§ WHAT NEEDS TO BE DONE
Restate the entries below word for word, omitting nothing.

— Start of DATASET —

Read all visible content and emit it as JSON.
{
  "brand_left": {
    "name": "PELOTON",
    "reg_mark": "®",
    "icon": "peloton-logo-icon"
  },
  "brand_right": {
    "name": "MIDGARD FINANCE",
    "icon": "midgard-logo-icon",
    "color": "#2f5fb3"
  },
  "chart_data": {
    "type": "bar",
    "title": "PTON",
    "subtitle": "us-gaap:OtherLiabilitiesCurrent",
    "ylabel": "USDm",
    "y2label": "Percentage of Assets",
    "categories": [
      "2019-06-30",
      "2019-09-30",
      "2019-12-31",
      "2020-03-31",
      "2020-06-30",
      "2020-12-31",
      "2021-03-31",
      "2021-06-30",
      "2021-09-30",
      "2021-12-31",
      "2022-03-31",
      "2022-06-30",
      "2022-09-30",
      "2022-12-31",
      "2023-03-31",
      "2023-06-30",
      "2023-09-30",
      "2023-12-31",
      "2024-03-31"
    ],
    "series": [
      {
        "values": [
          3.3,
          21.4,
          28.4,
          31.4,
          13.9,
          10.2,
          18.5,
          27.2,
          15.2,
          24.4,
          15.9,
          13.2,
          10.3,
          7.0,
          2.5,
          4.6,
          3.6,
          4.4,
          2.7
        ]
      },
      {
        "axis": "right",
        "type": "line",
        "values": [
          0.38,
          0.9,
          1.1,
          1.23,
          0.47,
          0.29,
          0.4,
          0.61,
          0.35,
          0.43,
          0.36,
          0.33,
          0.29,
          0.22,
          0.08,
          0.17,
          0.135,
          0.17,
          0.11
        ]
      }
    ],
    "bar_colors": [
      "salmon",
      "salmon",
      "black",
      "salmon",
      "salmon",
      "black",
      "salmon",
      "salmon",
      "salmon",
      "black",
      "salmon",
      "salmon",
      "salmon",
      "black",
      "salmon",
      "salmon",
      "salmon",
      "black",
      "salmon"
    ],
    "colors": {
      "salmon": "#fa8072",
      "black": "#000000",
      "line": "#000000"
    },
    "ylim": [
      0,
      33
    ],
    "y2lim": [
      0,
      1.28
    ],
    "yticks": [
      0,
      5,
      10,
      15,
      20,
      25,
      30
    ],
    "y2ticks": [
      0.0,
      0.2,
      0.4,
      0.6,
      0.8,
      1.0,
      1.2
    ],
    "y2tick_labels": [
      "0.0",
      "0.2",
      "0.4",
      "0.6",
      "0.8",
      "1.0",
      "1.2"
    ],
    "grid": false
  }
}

— End of DATASET —

§ COMPLETE RESPONSE
Read all visible content and emit it as JSON.
{
  "brand_left": {
    "name": "PELOTON",
    "reg_mark": "®",
    "icon": "peloton-logo-icon"
  },
  "brand_right": {
    "name": "MIDGARD FINANCE",
    "icon": "midgard-logo-icon",
    "color": "#2f5fb3"
  },
  "chart_data": {
    "type": "bar",
    "title": "PTON",
    "subtitle": "us-gaap:OtherLiabilitiesCurrent",
    "ylabel": "USDm",
    "y2label": "Percentage of Assets",
    "categories": [
      "2019-06-30",
      "2019-09-30",
      "2019-12-31",
      "2020-03-31",
      "2020-06-30",
      "2020-12-31",
      "2021-03-31",
      "2021-06-30",
      "2021-09-30",
      "2021-12-31",
      "2022-03-31",
      "2022-06-30",
      "2022-09-30",
      "2022-12-31",
      "2023-03-31",
      "2023-06-30",
      "2023-09-30",
      "2023-12-31",
      "2024-03-31"
    ],
    "series": [
      {
        "values": [
          3.3,
          21.4,
          28.4,
          31.4,
          13.9,
          10.2,
          18.5,
          27.2,
          15.2,
          24.4,
          15.9,
          13.2,
          10.3,
          7.0,
          2.5,
          4.6,
          3.6,
          4.4,
          2.7
        ]
      },
      {
        "axis": "right",
        "type": "line",
        "values": [
          0.38,
          0.9,
          1.1,
          1.23,
          0.47,
          0.29,
          0.4,
          0.61,
          0.35,
          0.43,
          0.36,
          0.33,
          0.29,
          0.22,
          0.08,
          0.17,
          0.135,
          0.17,
          0.11
        ]
      }
    ],
    "bar_colors": [
      "salmon",
      "salmon",
      "black",
      "salmon",
      "salmon",
      "black",
      "salmon",
      "salmon",
      "salmon",
      "black",
      "salmon",
      "salmon",
      "salmon",
      "black",
      "salmon",
      "salmon",
      "salmon",
      "black",
      "salmon"
    ],
    "colors": {
      "salmon": "#fa8072",
      "black": "#000000",
      "line": "#000000"
    },
    "ylim": [
      0,
      33
    ],
    "y2lim": [
      0,
      1.28
    ],
    "yticks": [
      0,
      5,
      10,
      15,
      20,
      25,
      30
    ],
    "y2ticks": [
      0.0,
      0.2,
      0.4,
      0.6,
      0.8,
      1.0,
      1.2
    ],
    "y2tick_labels": [
      "0.0",
      "0.2",
      "0.4",
      "0.6",
      "0.8",
      "1.0",
      "1.2"
    ],
    "grid": false
  }
}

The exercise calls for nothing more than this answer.